### Directive
Copy the records below exactly, leaving out every picture.

"""

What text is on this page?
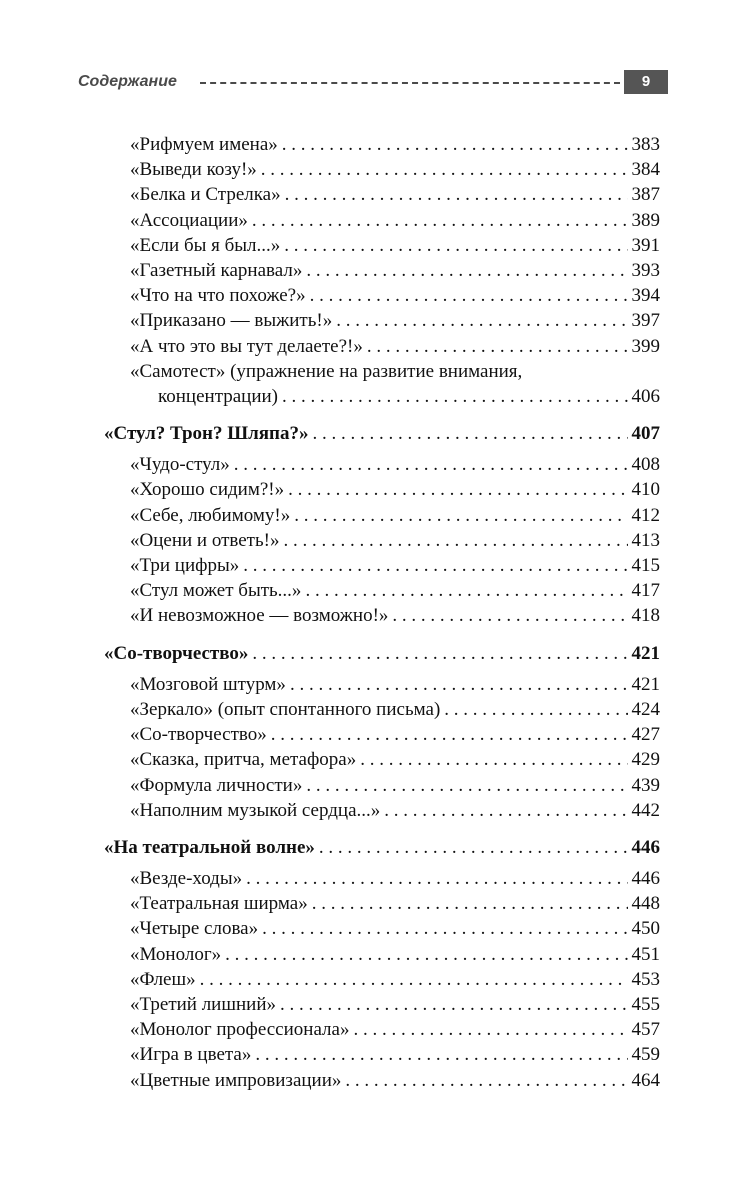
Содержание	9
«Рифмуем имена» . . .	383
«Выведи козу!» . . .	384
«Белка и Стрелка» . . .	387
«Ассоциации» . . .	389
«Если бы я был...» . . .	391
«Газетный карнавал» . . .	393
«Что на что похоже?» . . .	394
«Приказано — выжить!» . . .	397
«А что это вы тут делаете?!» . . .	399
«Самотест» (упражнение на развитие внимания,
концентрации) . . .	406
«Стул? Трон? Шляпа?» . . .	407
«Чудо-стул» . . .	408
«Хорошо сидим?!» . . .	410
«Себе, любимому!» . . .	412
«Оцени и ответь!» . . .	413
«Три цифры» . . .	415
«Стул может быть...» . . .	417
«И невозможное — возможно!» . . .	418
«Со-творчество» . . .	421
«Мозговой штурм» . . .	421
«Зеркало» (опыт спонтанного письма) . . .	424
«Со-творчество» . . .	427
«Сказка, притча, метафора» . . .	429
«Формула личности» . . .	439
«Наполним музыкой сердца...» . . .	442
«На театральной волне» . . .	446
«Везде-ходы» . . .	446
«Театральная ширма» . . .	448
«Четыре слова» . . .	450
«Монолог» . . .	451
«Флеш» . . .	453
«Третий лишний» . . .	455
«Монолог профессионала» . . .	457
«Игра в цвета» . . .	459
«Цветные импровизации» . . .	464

"""

### Reply to the task
What text is on this page?
Содержание	9
«Рифмуем имена» . . .	383
«Выведи козу!» . . .	384
«Белка и Стрелка» . . .	387
«Ассоциации» . . .	389
«Если бы я был...» . . .	391
«Газетный карнавал» . . .	393
«Что на что похоже?» . . .	394
«Приказано — выжить!» . . .	397
«А что это вы тут делаете?!» . . .	399
«Самотест» (упражнение на развитие внимания,
концентрации) . . .	406
«Стул? Трон? Шляпа?» . . .	407
«Чудо-стул» . . .	408
«Хорошо сидим?!» . . .	410
«Себе, любимому!» . . .	412
«Оцени и ответь!» . . .	413
«Три цифры» . . .	415
«Стул может быть...» . . .	417
«И невозможное — возможно!» . . .	418
«Со-творчество» . . .	421
«Мозговой штурм» . . .	421
«Зеркало» (опыт спонтанного письма) . . .	424
«Со-творчество» . . .	427
«Сказка, притча, метафора» . . .	429
«Формула личности» . . .	439
«Наполним музыкой сердца...» . . .	442
«На театральной волне» . . .	446
«Везде-ходы» . . .	446
«Театральная ширма» . . .	448
«Четыре слова» . . .	450
«Монолог» . . .	451
«Флеш» . . .	453
«Третий лишний» . . .	455
«Монолог профессионала» . . .	457
«Игра в цвета» . . .	459
«Цветные импровизации» . . .	464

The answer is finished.